● Stored data:
- - -

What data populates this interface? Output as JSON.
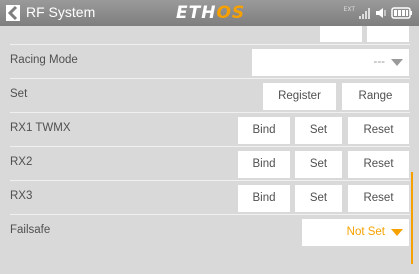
{
  "header": {
    "title": "RF System",
    "logo_part1": "ETH",
    "logo_part2": "OS",
    "ext_label": "EXT",
    "back_icon": "chevron-left-icon",
    "signal_icon": "signal-bars-icon",
    "volume_icon": "speaker-icon",
    "battery_icon": "battery-icon"
  },
  "rows": {
    "racing_mode": {
      "label": "Racing Mode",
      "value": "---"
    },
    "set": {
      "label": "Set",
      "register": "Register",
      "range": "Range"
    },
    "rx1": {
      "label": "RX1  TWMX",
      "bind": "Bind",
      "set": "Set",
      "reset": "Reset"
    },
    "rx2": {
      "label": "RX2",
      "bind": "Bind",
      "set": "Set",
      "reset": "Reset"
    },
    "rx3": {
      "label": "RX3",
      "bind": "Bind",
      "set": "Set",
      "reset": "Reset"
    },
    "failsafe": {
      "label": "Failsafe",
      "value": "Not Set"
    }
  },
  "colors": {
    "accent": "#f7a100",
    "header_bg": "#8c8c8c",
    "content_bg": "#d9d9d9",
    "button_bg": "#ffffff",
    "text": "#505050"
  }
}
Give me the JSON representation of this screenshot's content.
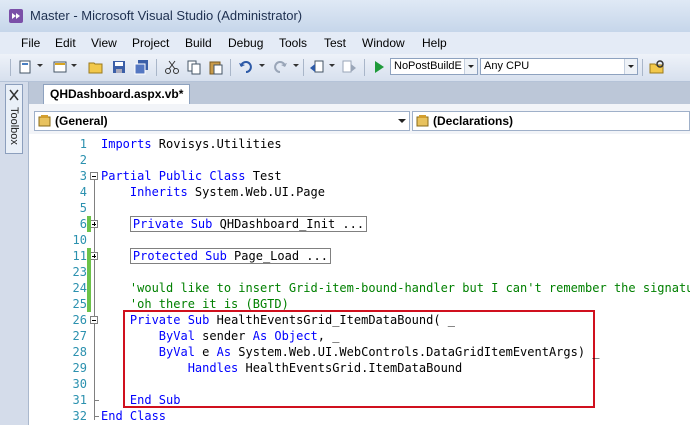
{
  "window": {
    "title": "Master - Microsoft Visual Studio (Administrator)"
  },
  "menu": [
    "File",
    "Edit",
    "View",
    "Project",
    "Build",
    "Debug",
    "Tools",
    "Test",
    "Window",
    "Help"
  ],
  "toolbar": {
    "configuration": "NoPostBuildE",
    "platform": "Any CPU"
  },
  "toolbox": {
    "label": "Toolbox"
  },
  "document_tab": {
    "label": "QHDashboard.aspx.vb*"
  },
  "navigation": {
    "left": "(General)",
    "right": "(Declarations)"
  },
  "code_lines": [
    {
      "num": "1",
      "parts": [
        [
          "kw",
          "Imports"
        ],
        [
          "cb",
          " Rovisys.Utilities"
        ]
      ]
    },
    {
      "num": "2",
      "parts": []
    },
    {
      "num": "3",
      "parts": [
        [
          "kw",
          "Partial Public Class"
        ],
        [
          "cb",
          " Test"
        ]
      ]
    },
    {
      "num": "4",
      "parts": [
        [
          "cb",
          "    "
        ],
        [
          "kw",
          "Inherits"
        ],
        [
          "cb",
          " System.Web.UI.Page"
        ]
      ]
    },
    {
      "num": "5",
      "parts": []
    },
    {
      "num": "6",
      "parts": [
        [
          "cb",
          "    "
        ],
        [
          "kwbox",
          "Private Sub"
        ],
        [
          "cbbox",
          " QHDashboard_Init ..."
        ]
      ]
    },
    {
      "num": "10",
      "parts": []
    },
    {
      "num": "11",
      "parts": [
        [
          "cb",
          "    "
        ],
        [
          "kwbox",
          "Protected Sub"
        ],
        [
          "cbbox",
          " Page_Load ..."
        ]
      ]
    },
    {
      "num": "23",
      "parts": []
    },
    {
      "num": "24",
      "parts": [
        [
          "cb",
          "    "
        ],
        [
          "cm",
          "'would like to insert Grid-item-bound-handler but I can't remember the signature"
        ]
      ]
    },
    {
      "num": "25",
      "parts": [
        [
          "cb",
          "    "
        ],
        [
          "cm",
          "'oh there it is (BGTD)"
        ]
      ]
    },
    {
      "num": "26",
      "parts": [
        [
          "cb",
          "    "
        ],
        [
          "kw",
          "Private Sub"
        ],
        [
          "cb",
          " HealthEventsGrid_ItemDataBound( _"
        ]
      ]
    },
    {
      "num": "27",
      "parts": [
        [
          "cb",
          "        "
        ],
        [
          "kw",
          "ByVal"
        ],
        [
          "cb",
          " sender "
        ],
        [
          "kw",
          "As Object"
        ],
        [
          "cb",
          ", _"
        ]
      ]
    },
    {
      "num": "28",
      "parts": [
        [
          "cb",
          "        "
        ],
        [
          "kw",
          "ByVal"
        ],
        [
          "cb",
          " e "
        ],
        [
          "kw",
          "As"
        ],
        [
          "cb",
          " System.Web.UI.WebControls.DataGridItemEventArgs) _"
        ]
      ]
    },
    {
      "num": "29",
      "parts": [
        [
          "cb",
          "            "
        ],
        [
          "kw",
          "Handles"
        ],
        [
          "cb",
          " HealthEventsGrid.ItemDataBound"
        ]
      ]
    },
    {
      "num": "30",
      "parts": []
    },
    {
      "num": "31",
      "parts": [
        [
          "cb",
          "    "
        ],
        [
          "kw",
          "End Sub"
        ]
      ]
    },
    {
      "num": "32",
      "parts": [
        [
          "kw",
          "End Class"
        ]
      ]
    }
  ]
}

- - -

● Request: Restate each entry word for word, leaving out any pictures.

● Complete answer:
What data populates this interface? Output as JSON.
{
  "header": {
    "title": "RF System",
    "logo_part1": "ETH",
    "logo_part2": "OS",
    "ext_label": "EXT",
    "back_icon": "chevron-left-icon",
    "signal_icon": "signal-bars-icon",
    "volume_icon": "speaker-icon",
    "battery_icon": "battery-icon"
  },
  "rows": {
    "racing_mode": {
      "label": "Racing Mode",
      "value": "---"
    },
    "set": {
      "label": "Set",
      "register": "Register",
      "range": "Range"
    },
    "rx1": {
      "label": "RX1  TWMX",
      "bind": "Bind",
      "set": "Set",
      "reset": "Reset"
    },
    "rx2": {
      "label": "RX2",
      "bind": "Bind",
      "set": "Set",
      "reset": "Reset"
    },
    "rx3": {
      "label": "RX3",
      "bind": "Bind",
      "set": "Set",
      "reset": "Reset"
    },
    "failsafe": {
      "label": "Failsafe",
      "value": "Not Set"
    }
  },
  "colors": {
    "accent": "#f7a100",
    "header_bg": "#8c8c8c",
    "content_bg": "#d9d9d9",
    "button_bg": "#ffffff",
    "text": "#505050"
  }
}
Give me the JSON representation of this screenshot's content.
{
  "window": {
    "title": "Master - Microsoft Visual Studio (Administrator)"
  },
  "menu": [
    "File",
    "Edit",
    "View",
    "Project",
    "Build",
    "Debug",
    "Tools",
    "Test",
    "Window",
    "Help"
  ],
  "toolbar": {
    "configuration": "NoPostBuildE",
    "platform": "Any CPU"
  },
  "toolbox": {
    "label": "Toolbox"
  },
  "document_tab": {
    "label": "QHDashboard.aspx.vb*"
  },
  "navigation": {
    "left": "(General)",
    "right": "(Declarations)"
  },
  "code_lines": [
    {
      "num": "1",
      "parts": [
        [
          "kw",
          "Imports"
        ],
        [
          "cb",
          " Rovisys.Utilities"
        ]
      ]
    },
    {
      "num": "2",
      "parts": []
    },
    {
      "num": "3",
      "parts": [
        [
          "kw",
          "Partial Public Class"
        ],
        [
          "cb",
          " Test"
        ]
      ]
    },
    {
      "num": "4",
      "parts": [
        [
          "cb",
          "    "
        ],
        [
          "kw",
          "Inherits"
        ],
        [
          "cb",
          " System.Web.UI.Page"
        ]
      ]
    },
    {
      "num": "5",
      "parts": []
    },
    {
      "num": "6",
      "parts": [
        [
          "cb",
          "    "
        ],
        [
          "kwbox",
          "Private Sub"
        ],
        [
          "cbbox",
          " QHDashboard_Init ..."
        ]
      ]
    },
    {
      "num": "10",
      "parts": []
    },
    {
      "num": "11",
      "parts": [
        [
          "cb",
          "    "
        ],
        [
          "kwbox",
          "Protected Sub"
        ],
        [
          "cbbox",
          " Page_Load ..."
        ]
      ]
    },
    {
      "num": "23",
      "parts": []
    },
    {
      "num": "24",
      "parts": [
        [
          "cb",
          "    "
        ],
        [
          "cm",
          "'would like to insert Grid-item-bound-handler but I can't remember the signature"
        ]
      ]
    },
    {
      "num": "25",
      "parts": [
        [
          "cb",
          "    "
        ],
        [
          "cm",
          "'oh there it is (BGTD)"
        ]
      ]
    },
    {
      "num": "26",
      "parts": [
        [
          "cb",
          "    "
        ],
        [
          "kw",
          "Private Sub"
        ],
        [
          "cb",
          " HealthEventsGrid_ItemDataBound( _"
        ]
      ]
    },
    {
      "num": "27",
      "parts": [
        [
          "cb",
          "        "
        ],
        [
          "kw",
          "ByVal"
        ],
        [
          "cb",
          " sender "
        ],
        [
          "kw",
          "As Object"
        ],
        [
          "cb",
          ", _"
        ]
      ]
    },
    {
      "num": "28",
      "parts": [
        [
          "cb",
          "        "
        ],
        [
          "kw",
          "ByVal"
        ],
        [
          "cb",
          " e "
        ],
        [
          "kw",
          "As"
        ],
        [
          "cb",
          " System.Web.UI.WebControls.DataGridItemEventArgs) _"
        ]
      ]
    },
    {
      "num": "29",
      "parts": [
        [
          "cb",
          "            "
        ],
        [
          "kw",
          "Handles"
        ],
        [
          "cb",
          " HealthEventsGrid.ItemDataBound"
        ]
      ]
    },
    {
      "num": "30",
      "parts": []
    },
    {
      "num": "31",
      "parts": [
        [
          "cb",
          "    "
        ],
        [
          "kw",
          "End Sub"
        ]
      ]
    },
    {
      "num": "32",
      "parts": [
        [
          "kw",
          "End Class"
        ]
      ]
    }
  ]
}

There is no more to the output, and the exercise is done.